### Objective
Repeat the lines that follow, leaving nothing out.

[Collected data]
·····
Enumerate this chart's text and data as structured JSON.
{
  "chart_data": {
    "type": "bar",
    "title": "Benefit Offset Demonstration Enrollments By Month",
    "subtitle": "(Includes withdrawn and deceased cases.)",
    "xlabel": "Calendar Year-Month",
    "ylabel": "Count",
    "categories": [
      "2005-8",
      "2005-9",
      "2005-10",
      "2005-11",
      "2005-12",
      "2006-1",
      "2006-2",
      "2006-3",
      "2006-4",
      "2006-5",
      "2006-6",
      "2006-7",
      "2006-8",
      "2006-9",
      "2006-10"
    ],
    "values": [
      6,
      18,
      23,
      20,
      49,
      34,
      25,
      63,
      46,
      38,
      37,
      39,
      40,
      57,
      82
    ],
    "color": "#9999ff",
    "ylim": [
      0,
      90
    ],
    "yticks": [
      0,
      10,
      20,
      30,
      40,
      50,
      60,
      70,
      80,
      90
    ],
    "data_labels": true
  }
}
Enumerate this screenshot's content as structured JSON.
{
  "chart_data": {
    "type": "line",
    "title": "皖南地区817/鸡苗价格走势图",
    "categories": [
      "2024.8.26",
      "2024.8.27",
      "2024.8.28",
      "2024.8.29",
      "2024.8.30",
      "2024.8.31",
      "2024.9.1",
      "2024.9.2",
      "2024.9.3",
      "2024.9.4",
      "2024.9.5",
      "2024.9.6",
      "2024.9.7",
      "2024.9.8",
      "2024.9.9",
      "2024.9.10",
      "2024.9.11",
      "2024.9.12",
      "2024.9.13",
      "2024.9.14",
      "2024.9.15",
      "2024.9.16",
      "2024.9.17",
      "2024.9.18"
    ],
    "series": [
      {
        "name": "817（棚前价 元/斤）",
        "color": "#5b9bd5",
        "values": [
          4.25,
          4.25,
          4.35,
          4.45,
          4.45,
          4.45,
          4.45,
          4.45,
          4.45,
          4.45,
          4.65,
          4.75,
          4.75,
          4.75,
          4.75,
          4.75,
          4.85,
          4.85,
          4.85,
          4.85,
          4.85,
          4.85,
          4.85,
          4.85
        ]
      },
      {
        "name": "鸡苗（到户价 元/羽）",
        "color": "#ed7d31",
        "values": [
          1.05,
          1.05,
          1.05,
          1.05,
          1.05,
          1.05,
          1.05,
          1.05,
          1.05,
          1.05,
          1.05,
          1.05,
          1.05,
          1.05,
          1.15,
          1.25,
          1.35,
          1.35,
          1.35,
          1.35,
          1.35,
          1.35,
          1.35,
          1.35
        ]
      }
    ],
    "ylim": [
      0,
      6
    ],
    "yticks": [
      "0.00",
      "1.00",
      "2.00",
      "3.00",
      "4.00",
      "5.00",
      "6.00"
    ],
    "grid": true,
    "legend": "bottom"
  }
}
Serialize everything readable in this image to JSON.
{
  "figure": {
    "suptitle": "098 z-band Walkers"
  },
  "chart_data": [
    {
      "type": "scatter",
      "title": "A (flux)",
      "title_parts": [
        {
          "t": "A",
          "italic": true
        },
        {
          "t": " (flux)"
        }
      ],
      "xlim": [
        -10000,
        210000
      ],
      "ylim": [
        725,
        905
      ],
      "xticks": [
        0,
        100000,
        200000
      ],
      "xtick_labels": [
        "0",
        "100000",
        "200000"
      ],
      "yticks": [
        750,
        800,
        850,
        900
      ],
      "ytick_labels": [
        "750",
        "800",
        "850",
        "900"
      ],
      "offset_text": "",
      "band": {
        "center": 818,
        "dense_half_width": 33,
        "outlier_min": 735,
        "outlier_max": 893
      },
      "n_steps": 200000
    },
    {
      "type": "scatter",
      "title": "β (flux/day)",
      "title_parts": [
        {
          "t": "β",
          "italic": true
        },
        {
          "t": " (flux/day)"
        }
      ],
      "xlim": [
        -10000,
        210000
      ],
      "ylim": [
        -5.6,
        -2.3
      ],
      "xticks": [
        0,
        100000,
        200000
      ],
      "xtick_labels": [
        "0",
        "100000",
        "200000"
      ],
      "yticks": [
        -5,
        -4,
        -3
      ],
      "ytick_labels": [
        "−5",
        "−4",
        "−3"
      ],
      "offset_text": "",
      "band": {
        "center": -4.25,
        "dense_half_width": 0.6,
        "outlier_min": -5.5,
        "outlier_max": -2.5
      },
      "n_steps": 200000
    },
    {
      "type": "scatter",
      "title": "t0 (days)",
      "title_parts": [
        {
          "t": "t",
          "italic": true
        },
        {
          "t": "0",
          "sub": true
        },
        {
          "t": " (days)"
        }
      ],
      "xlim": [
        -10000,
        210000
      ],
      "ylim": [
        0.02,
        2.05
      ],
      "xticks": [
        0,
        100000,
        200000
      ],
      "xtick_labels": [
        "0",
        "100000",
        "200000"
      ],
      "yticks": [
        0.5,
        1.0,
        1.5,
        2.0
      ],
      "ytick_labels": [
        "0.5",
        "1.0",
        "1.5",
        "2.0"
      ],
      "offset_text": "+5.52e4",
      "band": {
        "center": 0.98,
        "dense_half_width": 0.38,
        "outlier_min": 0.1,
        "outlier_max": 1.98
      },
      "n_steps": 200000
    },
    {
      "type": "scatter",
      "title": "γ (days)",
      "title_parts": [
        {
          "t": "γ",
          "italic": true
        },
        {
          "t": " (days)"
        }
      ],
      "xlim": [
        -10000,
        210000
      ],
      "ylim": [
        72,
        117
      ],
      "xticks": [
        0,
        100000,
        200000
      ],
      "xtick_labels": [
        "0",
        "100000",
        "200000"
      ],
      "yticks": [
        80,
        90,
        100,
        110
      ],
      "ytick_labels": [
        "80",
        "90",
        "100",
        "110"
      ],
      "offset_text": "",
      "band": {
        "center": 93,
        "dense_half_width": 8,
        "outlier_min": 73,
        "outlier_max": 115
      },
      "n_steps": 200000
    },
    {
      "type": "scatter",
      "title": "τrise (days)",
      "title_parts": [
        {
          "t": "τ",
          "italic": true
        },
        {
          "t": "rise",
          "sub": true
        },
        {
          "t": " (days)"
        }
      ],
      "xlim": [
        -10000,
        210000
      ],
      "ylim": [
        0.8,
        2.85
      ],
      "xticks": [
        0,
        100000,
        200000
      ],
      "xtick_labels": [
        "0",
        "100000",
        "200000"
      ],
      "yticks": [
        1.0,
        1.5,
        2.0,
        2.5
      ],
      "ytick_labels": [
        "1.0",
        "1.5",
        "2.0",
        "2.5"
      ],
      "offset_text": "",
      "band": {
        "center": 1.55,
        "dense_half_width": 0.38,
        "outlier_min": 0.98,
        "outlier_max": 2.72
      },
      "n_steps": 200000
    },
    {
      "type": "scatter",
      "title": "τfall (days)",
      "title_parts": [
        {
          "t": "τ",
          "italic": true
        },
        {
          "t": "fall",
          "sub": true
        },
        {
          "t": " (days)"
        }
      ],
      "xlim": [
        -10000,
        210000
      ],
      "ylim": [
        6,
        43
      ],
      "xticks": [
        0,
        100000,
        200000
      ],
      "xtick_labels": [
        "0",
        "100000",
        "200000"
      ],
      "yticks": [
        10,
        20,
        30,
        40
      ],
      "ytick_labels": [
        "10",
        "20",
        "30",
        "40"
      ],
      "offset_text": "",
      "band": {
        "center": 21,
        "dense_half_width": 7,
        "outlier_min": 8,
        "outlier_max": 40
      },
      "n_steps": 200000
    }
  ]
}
·····
### Written response
Enumerate this chart's text and data as structured JSON.
{
  "chart_data": {
    "type": "bar",
    "title": "Benefit Offset Demonstration Enrollments By Month",
    "subtitle": "(Includes withdrawn and deceased cases.)",
    "xlabel": "Calendar Year-Month",
    "ylabel": "Count",
    "categories": [
      "2005-8",
      "2005-9",
      "2005-10",
      "2005-11",
      "2005-12",
      "2006-1",
      "2006-2",
      "2006-3",
      "2006-4",
      "2006-5",
      "2006-6",
      "2006-7",
      "2006-8",
      "2006-9",
      "2006-10"
    ],
    "values": [
      6,
      18,
      23,
      20,
      49,
      34,
      25,
      63,
      46,
      38,
      37,
      39,
      40,
      57,
      82
    ],
    "color": "#9999ff",
    "ylim": [
      0,
      90
    ],
    "yticks": [
      0,
      10,
      20,
      30,
      40,
      50,
      60,
      70,
      80,
      90
    ],
    "data_labels": true
  }
}
Enumerate this screenshot's content as structured JSON.
{
  "chart_data": {
    "type": "line",
    "title": "皖南地区817/鸡苗价格走势图",
    "categories": [
      "2024.8.26",
      "2024.8.27",
      "2024.8.28",
      "2024.8.29",
      "2024.8.30",
      "2024.8.31",
      "2024.9.1",
      "2024.9.2",
      "2024.9.3",
      "2024.9.4",
      "2024.9.5",
      "2024.9.6",
      "2024.9.7",
      "2024.9.8",
      "2024.9.9",
      "2024.9.10",
      "2024.9.11",
      "2024.9.12",
      "2024.9.13",
      "2024.9.14",
      "2024.9.15",
      "2024.9.16",
      "2024.9.17",
      "2024.9.18"
    ],
    "series": [
      {
        "name": "817（棚前价 元/斤）",
        "color": "#5b9bd5",
        "values": [
          4.25,
          4.25,
          4.35,
          4.45,
          4.45,
          4.45,
          4.45,
          4.45,
          4.45,
          4.45,
          4.65,
          4.75,
          4.75,
          4.75,
          4.75,
          4.75,
          4.85,
          4.85,
          4.85,
          4.85,
          4.85,
          4.85,
          4.85,
          4.85
        ]
      },
      {
        "name": "鸡苗（到户价 元/羽）",
        "color": "#ed7d31",
        "values": [
          1.05,
          1.05,
          1.05,
          1.05,
          1.05,
          1.05,
          1.05,
          1.05,
          1.05,
          1.05,
          1.05,
          1.05,
          1.05,
          1.05,
          1.15,
          1.25,
          1.35,
          1.35,
          1.35,
          1.35,
          1.35,
          1.35,
          1.35,
          1.35
        ]
      }
    ],
    "ylim": [
      0,
      6
    ],
    "yticks": [
      "0.00",
      "1.00",
      "2.00",
      "3.00",
      "4.00",
      "5.00",
      "6.00"
    ],
    "grid": true,
    "legend": "bottom"
  }
}
Serialize everything readable in this image to JSON.
{
  "figure": {
    "suptitle": "098 z-band Walkers"
  },
  "chart_data": [
    {
      "type": "scatter",
      "title": "A (flux)",
      "title_parts": [
        {
          "t": "A",
          "italic": true
        },
        {
          "t": " (flux)"
        }
      ],
      "xlim": [
        -10000,
        210000
      ],
      "ylim": [
        725,
        905
      ],
      "xticks": [
        0,
        100000,
        200000
      ],
      "xtick_labels": [
        "0",
        "100000",
        "200000"
      ],
      "yticks": [
        750,
        800,
        850,
        900
      ],
      "ytick_labels": [
        "750",
        "800",
        "850",
        "900"
      ],
      "offset_text": "",
      "band": {
        "center": 818,
        "dense_half_width": 33,
        "outlier_min": 735,
        "outlier_max": 893
      },
      "n_steps": 200000
    },
    {
      "type": "scatter",
      "title": "β (flux/day)",
      "title_parts": [
        {
          "t": "β",
          "italic": true
        },
        {
          "t": " (flux/day)"
        }
      ],
      "xlim": [
        -10000,
        210000
      ],
      "ylim": [
        -5.6,
        -2.3
      ],
      "xticks": [
        0,
        100000,
        200000
      ],
      "xtick_labels": [
        "0",
        "100000",
        "200000"
      ],
      "yticks": [
        -5,
        -4,
        -3
      ],
      "ytick_labels": [
        "−5",
        "−4",
        "−3"
      ],
      "offset_text": "",
      "band": {
        "center": -4.25,
        "dense_half_width": 0.6,
        "outlier_min": -5.5,
        "outlier_max": -2.5
      },
      "n_steps": 200000
    },
    {
      "type": "scatter",
      "title": "t0 (days)",
      "title_parts": [
        {
          "t": "t",
          "italic": true
        },
        {
          "t": "0",
          "sub": true
        },
        {
          "t": " (days)"
        }
      ],
      "xlim": [
        -10000,
        210000
      ],
      "ylim": [
        0.02,
        2.05
      ],
      "xticks": [
        0,
        100000,
        200000
      ],
      "xtick_labels": [
        "0",
        "100000",
        "200000"
      ],
      "yticks": [
        0.5,
        1.0,
        1.5,
        2.0
      ],
      "ytick_labels": [
        "0.5",
        "1.0",
        "1.5",
        "2.0"
      ],
      "offset_text": "+5.52e4",
      "band": {
        "center": 0.98,
        "dense_half_width": 0.38,
        "outlier_min": 0.1,
        "outlier_max": 1.98
      },
      "n_steps": 200000
    },
    {
      "type": "scatter",
      "title": "γ (days)",
      "title_parts": [
        {
          "t": "γ",
          "italic": true
        },
        {
          "t": " (days)"
        }
      ],
      "xlim": [
        -10000,
        210000
      ],
      "ylim": [
        72,
        117
      ],
      "xticks": [
        0,
        100000,
        200000
      ],
      "xtick_labels": [
        "0",
        "100000",
        "200000"
      ],
      "yticks": [
        80,
        90,
        100,
        110
      ],
      "ytick_labels": [
        "80",
        "90",
        "100",
        "110"
      ],
      "offset_text": "",
      "band": {
        "center": 93,
        "dense_half_width": 8,
        "outlier_min": 73,
        "outlier_max": 115
      },
      "n_steps": 200000
    },
    {
      "type": "scatter",
      "title": "τrise (days)",
      "title_parts": [
        {
          "t": "τ",
          "italic": true
        },
        {
          "t": "rise",
          "sub": true
        },
        {
          "t": " (days)"
        }
      ],
      "xlim": [
        -10000,
        210000
      ],
      "ylim": [
        0.8,
        2.85
      ],
      "xticks": [
        0,
        100000,
        200000
      ],
      "xtick_labels": [
        "0",
        "100000",
        "200000"
      ],
      "yticks": [
        1.0,
        1.5,
        2.0,
        2.5
      ],
      "ytick_labels": [
        "1.0",
        "1.5",
        "2.0",
        "2.5"
      ],
      "offset_text": "",
      "band": {
        "center": 1.55,
        "dense_half_width": 0.38,
        "outlier_min": 0.98,
        "outlier_max": 2.72
      },
      "n_steps": 200000
    },
    {
      "type": "scatter",
      "title": "τfall (days)",
      "title_parts": [
        {
          "t": "τ",
          "italic": true
        },
        {
          "t": "fall",
          "sub": true
        },
        {
          "t": " (days)"
        }
      ],
      "xlim": [
        -10000,
        210000
      ],
      "ylim": [
        6,
        43
      ],
      "xticks": [
        0,
        100000,
        200000
      ],
      "xtick_labels": [
        "0",
        "100000",
        "200000"
      ],
      "yticks": [
        10,
        20,
        30,
        40
      ],
      "ytick_labels": [
        "10",
        "20",
        "30",
        "40"
      ],
      "offset_text": "",
      "band": {
        "center": 21,
        "dense_half_width": 7,
        "outlier_min": 8,
        "outlier_max": 40
      },
      "n_steps": 200000
    }
  ]
}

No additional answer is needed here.